/---

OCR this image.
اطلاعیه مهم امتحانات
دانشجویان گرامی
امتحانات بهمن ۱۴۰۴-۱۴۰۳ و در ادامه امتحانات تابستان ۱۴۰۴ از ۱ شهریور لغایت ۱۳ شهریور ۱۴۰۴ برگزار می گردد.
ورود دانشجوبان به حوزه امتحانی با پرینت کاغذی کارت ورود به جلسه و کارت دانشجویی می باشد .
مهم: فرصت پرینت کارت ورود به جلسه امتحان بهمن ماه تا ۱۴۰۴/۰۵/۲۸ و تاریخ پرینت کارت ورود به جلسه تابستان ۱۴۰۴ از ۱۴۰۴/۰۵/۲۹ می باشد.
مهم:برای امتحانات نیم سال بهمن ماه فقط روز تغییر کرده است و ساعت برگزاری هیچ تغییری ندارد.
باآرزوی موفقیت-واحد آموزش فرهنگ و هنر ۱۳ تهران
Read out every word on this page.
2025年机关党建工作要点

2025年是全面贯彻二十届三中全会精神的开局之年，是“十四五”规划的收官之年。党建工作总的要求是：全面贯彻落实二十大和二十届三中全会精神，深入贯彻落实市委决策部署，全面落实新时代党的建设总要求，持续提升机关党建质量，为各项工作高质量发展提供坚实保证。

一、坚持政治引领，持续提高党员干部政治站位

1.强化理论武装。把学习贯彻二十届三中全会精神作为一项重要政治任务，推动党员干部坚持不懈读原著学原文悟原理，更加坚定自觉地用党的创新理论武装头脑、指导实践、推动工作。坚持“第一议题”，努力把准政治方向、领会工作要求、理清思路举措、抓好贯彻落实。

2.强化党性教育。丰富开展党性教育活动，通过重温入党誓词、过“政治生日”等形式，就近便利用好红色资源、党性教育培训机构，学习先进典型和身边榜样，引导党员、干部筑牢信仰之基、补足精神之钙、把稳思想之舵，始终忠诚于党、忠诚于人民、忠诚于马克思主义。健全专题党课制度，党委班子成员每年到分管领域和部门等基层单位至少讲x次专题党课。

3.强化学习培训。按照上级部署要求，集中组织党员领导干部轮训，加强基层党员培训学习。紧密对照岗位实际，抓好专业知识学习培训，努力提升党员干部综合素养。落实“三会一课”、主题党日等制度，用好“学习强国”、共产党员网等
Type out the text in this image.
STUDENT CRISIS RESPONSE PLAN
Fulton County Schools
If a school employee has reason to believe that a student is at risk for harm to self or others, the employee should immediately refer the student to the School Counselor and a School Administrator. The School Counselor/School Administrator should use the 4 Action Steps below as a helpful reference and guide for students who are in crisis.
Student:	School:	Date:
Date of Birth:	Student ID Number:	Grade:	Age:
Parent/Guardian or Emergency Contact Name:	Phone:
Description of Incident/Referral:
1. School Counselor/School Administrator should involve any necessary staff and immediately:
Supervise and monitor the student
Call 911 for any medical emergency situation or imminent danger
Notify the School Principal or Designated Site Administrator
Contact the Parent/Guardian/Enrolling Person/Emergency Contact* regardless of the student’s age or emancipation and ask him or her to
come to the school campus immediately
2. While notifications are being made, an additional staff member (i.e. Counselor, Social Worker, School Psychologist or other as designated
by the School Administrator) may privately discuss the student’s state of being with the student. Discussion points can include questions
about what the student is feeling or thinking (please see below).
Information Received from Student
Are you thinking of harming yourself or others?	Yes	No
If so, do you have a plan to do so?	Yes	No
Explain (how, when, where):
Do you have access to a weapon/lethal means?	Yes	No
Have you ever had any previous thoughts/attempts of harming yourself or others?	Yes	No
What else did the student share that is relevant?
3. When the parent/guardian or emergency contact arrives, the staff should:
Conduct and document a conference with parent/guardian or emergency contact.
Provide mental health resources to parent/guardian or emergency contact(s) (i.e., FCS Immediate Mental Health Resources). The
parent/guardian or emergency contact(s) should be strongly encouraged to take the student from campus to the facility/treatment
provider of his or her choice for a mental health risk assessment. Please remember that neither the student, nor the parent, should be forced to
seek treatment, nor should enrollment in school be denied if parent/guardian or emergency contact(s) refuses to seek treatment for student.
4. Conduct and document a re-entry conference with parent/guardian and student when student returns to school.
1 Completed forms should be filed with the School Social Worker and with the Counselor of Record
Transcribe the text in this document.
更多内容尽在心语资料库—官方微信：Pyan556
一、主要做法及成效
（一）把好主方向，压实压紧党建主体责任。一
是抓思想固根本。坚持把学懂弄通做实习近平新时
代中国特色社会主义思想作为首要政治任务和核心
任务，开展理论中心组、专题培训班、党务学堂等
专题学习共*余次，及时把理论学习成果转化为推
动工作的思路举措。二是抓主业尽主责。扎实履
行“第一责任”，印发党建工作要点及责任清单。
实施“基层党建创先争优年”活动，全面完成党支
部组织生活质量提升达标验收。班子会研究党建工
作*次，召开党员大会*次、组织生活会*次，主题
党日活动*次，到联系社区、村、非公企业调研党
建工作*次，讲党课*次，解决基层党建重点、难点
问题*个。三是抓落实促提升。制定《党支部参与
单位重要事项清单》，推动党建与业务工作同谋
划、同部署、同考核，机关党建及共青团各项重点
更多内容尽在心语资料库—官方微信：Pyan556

\---

■ TASK BRIEF:
The answer consists only of the lines from the one containing "Transcribe the text in this document." to the end of the records, each written out exactly.

■ RESPONSE TO THIS TASK:
Transcribe the text in this document.
更多内容尽在心语资料库—官方微信：Pyan556
一、主要做法及成效
（一）把好主方向，压实压紧党建主体责任。一
是抓思想固根本。坚持把学懂弄通做实习近平新时
代中国特色社会主义思想作为首要政治任务和核心
任务，开展理论中心组、专题培训班、党务学堂等
专题学习共*余次，及时把理论学习成果转化为推
动工作的思路举措。二是抓主业尽主责。扎实履
行“第一责任”，印发党建工作要点及责任清单。
实施“基层党建创先争优年”活动，全面完成党支
部组织生活质量提升达标验收。班子会研究党建工
作*次，召开党员大会*次、组织生活会*次，主题
党日活动*次，到联系社区、村、非公企业调研党
建工作*次，讲党课*次，解决基层党建重点、难点
问题*个。三是抓落实促提升。制定《党支部参与
单位重要事项清单》，推动党建与业务工作同谋
划、同部署、同考核，机关党建及共青团各项重点
更多内容尽在心语资料库—官方微信：Pyan556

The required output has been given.